■ **Exercise instructions**:
Leave out the pictures and copy every record exactly.

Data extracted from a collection
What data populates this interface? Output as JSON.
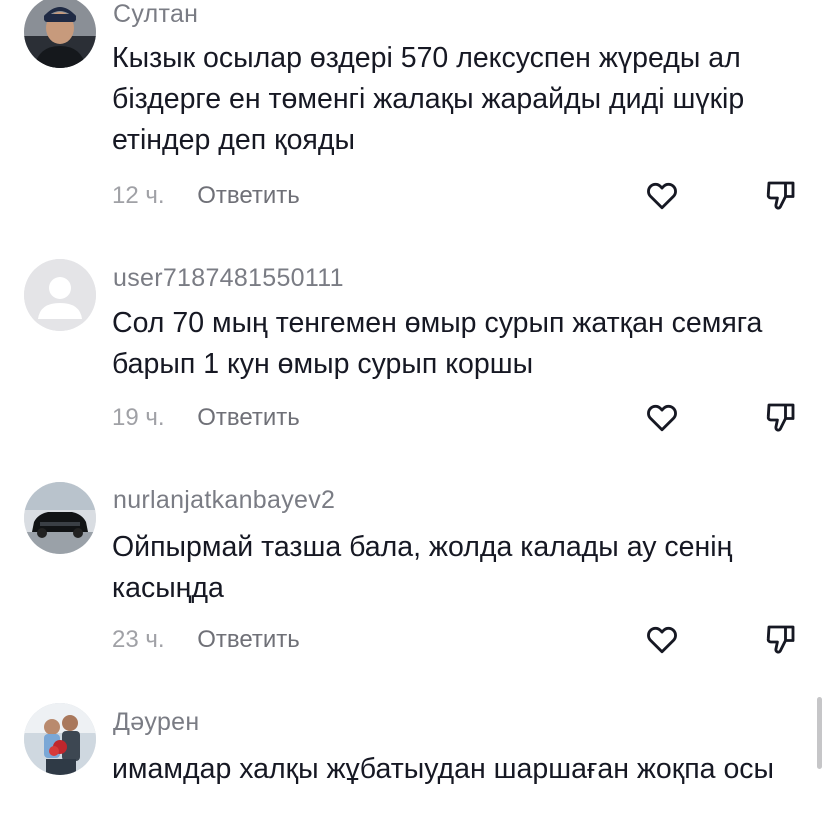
{
  "comments": [
    {
      "username": "Султан",
      "text": "Кызык осылар өздері 570 лексуспен жүреды ал біздерге ен төменгі жалақы жарайды диді шүкір етіндер деп қояды",
      "time": "12 ч.",
      "reply_label": "Ответить",
      "avatar": "man-portrait-avatar"
    },
    {
      "username": "user7187481550111",
      "text": "Сол 70 мың тенгемен өмыр сурып жатқан семяга барып 1 кун өмыр сурып коршы",
      "time": "19 ч.",
      "reply_label": "Ответить",
      "avatar": "default-user-avatar"
    },
    {
      "username": "nurlanjatkanbayev2",
      "text": "Ойпырмай тазша бала, жолда калады ау сенің касыңда",
      "time": "23 ч.",
      "reply_label": "Ответить",
      "avatar": "black-suv-avatar"
    },
    {
      "username": "Дәурен",
      "text": "имамдар халқы жұбатыудан шаршаған жоқпа осы",
      "avatar": "family-photo-avatar"
    }
  ],
  "colors": {
    "text": "#161823",
    "secondary": "#7a7c84",
    "icon": "#161823"
  }
}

■ **Finished exercise**:
What data populates this interface? Output as JSON.
{
  "comments": [
    {
      "username": "Султан",
      "text": "Кызык осылар өздері 570 лексуспен жүреды ал біздерге ен төменгі жалақы жарайды диді шүкір етіндер деп қояды",
      "time": "12 ч.",
      "reply_label": "Ответить",
      "avatar": "man-portrait-avatar"
    },
    {
      "username": "user7187481550111",
      "text": "Сол 70 мың тенгемен өмыр сурып жатқан семяга барып 1 кун өмыр сурып коршы",
      "time": "19 ч.",
      "reply_label": "Ответить",
      "avatar": "default-user-avatar"
    },
    {
      "username": "nurlanjatkanbayev2",
      "text": "Ойпырмай тазша бала, жолда калады ау сенің касыңда",
      "time": "23 ч.",
      "reply_label": "Ответить",
      "avatar": "black-suv-avatar"
    },
    {
      "username": "Дәурен",
      "text": "имамдар халқы жұбатыудан шаршаған жоқпа осы",
      "avatar": "family-photo-avatar"
    }
  ],
  "colors": {
    "text": "#161823",
    "secondary": "#7a7c84",
    "icon": "#161823"
  }
}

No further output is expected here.